» Your instructions
Output all the material that follows, exactly as given.

» Record set
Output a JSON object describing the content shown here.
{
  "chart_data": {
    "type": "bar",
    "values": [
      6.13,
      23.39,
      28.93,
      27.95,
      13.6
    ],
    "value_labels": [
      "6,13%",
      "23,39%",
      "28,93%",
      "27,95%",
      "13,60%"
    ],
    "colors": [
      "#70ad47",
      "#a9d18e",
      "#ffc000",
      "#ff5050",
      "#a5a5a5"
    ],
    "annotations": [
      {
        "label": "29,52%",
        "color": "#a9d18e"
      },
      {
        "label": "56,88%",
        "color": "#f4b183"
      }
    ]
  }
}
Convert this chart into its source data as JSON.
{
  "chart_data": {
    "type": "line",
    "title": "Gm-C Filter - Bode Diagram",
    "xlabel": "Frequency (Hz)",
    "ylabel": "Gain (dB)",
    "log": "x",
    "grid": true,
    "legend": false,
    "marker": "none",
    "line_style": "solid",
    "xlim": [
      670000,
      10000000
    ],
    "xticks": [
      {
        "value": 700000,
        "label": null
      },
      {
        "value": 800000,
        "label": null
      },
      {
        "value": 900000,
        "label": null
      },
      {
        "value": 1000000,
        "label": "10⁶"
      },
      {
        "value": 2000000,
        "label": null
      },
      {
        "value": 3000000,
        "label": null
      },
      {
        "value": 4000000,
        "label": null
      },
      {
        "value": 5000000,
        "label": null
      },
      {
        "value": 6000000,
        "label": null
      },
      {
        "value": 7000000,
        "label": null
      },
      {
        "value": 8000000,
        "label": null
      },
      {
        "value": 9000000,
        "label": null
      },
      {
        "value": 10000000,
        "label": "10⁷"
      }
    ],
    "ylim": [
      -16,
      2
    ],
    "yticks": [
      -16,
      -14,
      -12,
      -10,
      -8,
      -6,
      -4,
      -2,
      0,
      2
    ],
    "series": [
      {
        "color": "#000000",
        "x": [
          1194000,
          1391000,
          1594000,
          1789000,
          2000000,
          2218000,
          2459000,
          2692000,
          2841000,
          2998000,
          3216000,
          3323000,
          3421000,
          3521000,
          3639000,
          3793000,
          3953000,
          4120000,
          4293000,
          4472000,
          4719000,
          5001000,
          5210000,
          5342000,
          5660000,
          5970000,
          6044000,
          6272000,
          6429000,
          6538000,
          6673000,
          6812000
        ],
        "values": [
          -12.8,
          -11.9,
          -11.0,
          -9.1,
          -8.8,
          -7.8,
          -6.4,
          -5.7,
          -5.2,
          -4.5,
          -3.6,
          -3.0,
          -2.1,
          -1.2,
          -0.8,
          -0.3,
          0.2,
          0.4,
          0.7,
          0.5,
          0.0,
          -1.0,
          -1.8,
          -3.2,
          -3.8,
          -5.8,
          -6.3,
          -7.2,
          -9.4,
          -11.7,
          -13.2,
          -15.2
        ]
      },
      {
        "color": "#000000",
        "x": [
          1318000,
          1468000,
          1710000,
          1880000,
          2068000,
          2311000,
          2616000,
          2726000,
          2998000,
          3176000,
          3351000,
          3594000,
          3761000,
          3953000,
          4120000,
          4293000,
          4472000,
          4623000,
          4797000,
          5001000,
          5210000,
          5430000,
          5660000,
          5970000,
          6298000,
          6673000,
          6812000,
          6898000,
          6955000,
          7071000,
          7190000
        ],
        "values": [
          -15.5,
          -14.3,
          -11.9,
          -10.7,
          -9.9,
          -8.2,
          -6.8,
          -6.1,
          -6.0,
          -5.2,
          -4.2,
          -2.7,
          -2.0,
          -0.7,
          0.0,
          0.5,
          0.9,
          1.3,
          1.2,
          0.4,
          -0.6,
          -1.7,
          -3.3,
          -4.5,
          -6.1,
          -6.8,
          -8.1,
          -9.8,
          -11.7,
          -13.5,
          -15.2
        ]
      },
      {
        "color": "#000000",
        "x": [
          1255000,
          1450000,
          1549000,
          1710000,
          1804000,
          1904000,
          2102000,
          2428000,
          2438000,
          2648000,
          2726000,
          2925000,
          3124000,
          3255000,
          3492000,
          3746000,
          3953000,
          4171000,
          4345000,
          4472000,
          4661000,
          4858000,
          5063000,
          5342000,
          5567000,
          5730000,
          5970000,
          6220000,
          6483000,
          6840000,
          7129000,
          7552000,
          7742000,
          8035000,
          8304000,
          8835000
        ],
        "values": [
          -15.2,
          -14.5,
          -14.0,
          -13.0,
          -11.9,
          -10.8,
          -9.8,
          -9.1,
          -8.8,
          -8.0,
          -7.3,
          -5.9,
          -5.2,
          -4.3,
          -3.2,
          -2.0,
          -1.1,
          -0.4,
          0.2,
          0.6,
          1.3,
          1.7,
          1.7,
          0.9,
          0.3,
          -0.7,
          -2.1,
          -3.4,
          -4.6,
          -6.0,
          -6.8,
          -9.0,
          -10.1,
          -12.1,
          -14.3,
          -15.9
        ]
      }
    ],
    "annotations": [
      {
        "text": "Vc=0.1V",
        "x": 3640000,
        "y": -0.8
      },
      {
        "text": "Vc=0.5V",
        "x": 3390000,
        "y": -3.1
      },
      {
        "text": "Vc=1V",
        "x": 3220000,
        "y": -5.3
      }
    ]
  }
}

» Exercise result
Output a JSON object describing the content shown here.
{
  "chart_data": {
    "type": "bar",
    "values": [
      6.13,
      23.39,
      28.93,
      27.95,
      13.6
    ],
    "value_labels": [
      "6,13%",
      "23,39%",
      "28,93%",
      "27,95%",
      "13,60%"
    ],
    "colors": [
      "#70ad47",
      "#a9d18e",
      "#ffc000",
      "#ff5050",
      "#a5a5a5"
    ],
    "annotations": [
      {
        "label": "29,52%",
        "color": "#a9d18e"
      },
      {
        "label": "56,88%",
        "color": "#f4b183"
      }
    ]
  }
}
Convert this chart into its source data as JSON.
{
  "chart_data": {
    "type": "line",
    "title": "Gm-C Filter - Bode Diagram",
    "xlabel": "Frequency (Hz)",
    "ylabel": "Gain (dB)",
    "log": "x",
    "grid": true,
    "legend": false,
    "marker": "none",
    "line_style": "solid",
    "xlim": [
      670000,
      10000000
    ],
    "xticks": [
      {
        "value": 700000,
        "label": null
      },
      {
        "value": 800000,
        "label": null
      },
      {
        "value": 900000,
        "label": null
      },
      {
        "value": 1000000,
        "label": "10⁶"
      },
      {
        "value": 2000000,
        "label": null
      },
      {
        "value": 3000000,
        "label": null
      },
      {
        "value": 4000000,
        "label": null
      },
      {
        "value": 5000000,
        "label": null
      },
      {
        "value": 6000000,
        "label": null
      },
      {
        "value": 7000000,
        "label": null
      },
      {
        "value": 8000000,
        "label": null
      },
      {
        "value": 9000000,
        "label": null
      },
      {
        "value": 10000000,
        "label": "10⁷"
      }
    ],
    "ylim": [
      -16,
      2
    ],
    "yticks": [
      -16,
      -14,
      -12,
      -10,
      -8,
      -6,
      -4,
      -2,
      0,
      2
    ],
    "series": [
      {
        "color": "#000000",
        "x": [
          1194000,
          1391000,
          1594000,
          1789000,
          2000000,
          2218000,
          2459000,
          2692000,
          2841000,
          2998000,
          3216000,
          3323000,
          3421000,
          3521000,
          3639000,
          3793000,
          3953000,
          4120000,
          4293000,
          4472000,
          4719000,
          5001000,
          5210000,
          5342000,
          5660000,
          5970000,
          6044000,
          6272000,
          6429000,
          6538000,
          6673000,
          6812000
        ],
        "values": [
          -12.8,
          -11.9,
          -11.0,
          -9.1,
          -8.8,
          -7.8,
          -6.4,
          -5.7,
          -5.2,
          -4.5,
          -3.6,
          -3.0,
          -2.1,
          -1.2,
          -0.8,
          -0.3,
          0.2,
          0.4,
          0.7,
          0.5,
          0.0,
          -1.0,
          -1.8,
          -3.2,
          -3.8,
          -5.8,
          -6.3,
          -7.2,
          -9.4,
          -11.7,
          -13.2,
          -15.2
        ]
      },
      {
        "color": "#000000",
        "x": [
          1318000,
          1468000,
          1710000,
          1880000,
          2068000,
          2311000,
          2616000,
          2726000,
          2998000,
          3176000,
          3351000,
          3594000,
          3761000,
          3953000,
          4120000,
          4293000,
          4472000,
          4623000,
          4797000,
          5001000,
          5210000,
          5430000,
          5660000,
          5970000,
          6298000,
          6673000,
          6812000,
          6898000,
          6955000,
          7071000,
          7190000
        ],
        "values": [
          -15.5,
          -14.3,
          -11.9,
          -10.7,
          -9.9,
          -8.2,
          -6.8,
          -6.1,
          -6.0,
          -5.2,
          -4.2,
          -2.7,
          -2.0,
          -0.7,
          0.0,
          0.5,
          0.9,
          1.3,
          1.2,
          0.4,
          -0.6,
          -1.7,
          -3.3,
          -4.5,
          -6.1,
          -6.8,
          -8.1,
          -9.8,
          -11.7,
          -13.5,
          -15.2
        ]
      },
      {
        "color": "#000000",
        "x": [
          1255000,
          1450000,
          1549000,
          1710000,
          1804000,
          1904000,
          2102000,
          2428000,
          2438000,
          2648000,
          2726000,
          2925000,
          3124000,
          3255000,
          3492000,
          3746000,
          3953000,
          4171000,
          4345000,
          4472000,
          4661000,
          4858000,
          5063000,
          5342000,
          5567000,
          5730000,
          5970000,
          6220000,
          6483000,
          6840000,
          7129000,
          7552000,
          7742000,
          8035000,
          8304000,
          8835000
        ],
        "values": [
          -15.2,
          -14.5,
          -14.0,
          -13.0,
          -11.9,
          -10.8,
          -9.8,
          -9.1,
          -8.8,
          -8.0,
          -7.3,
          -5.9,
          -5.2,
          -4.3,
          -3.2,
          -2.0,
          -1.1,
          -0.4,
          0.2,
          0.6,
          1.3,
          1.7,
          1.7,
          0.9,
          0.3,
          -0.7,
          -2.1,
          -3.4,
          -4.6,
          -6.0,
          -6.8,
          -9.0,
          -10.1,
          -12.1,
          -14.3,
          -15.9
        ]
      }
    ],
    "annotations": [
      {
        "text": "Vc=0.1V",
        "x": 3640000,
        "y": -0.8
      },
      {
        "text": "Vc=0.5V",
        "x": 3390000,
        "y": -3.1
      },
      {
        "text": "Vc=1V",
        "x": 3220000,
        "y": -5.3
      }
    ]
  }
}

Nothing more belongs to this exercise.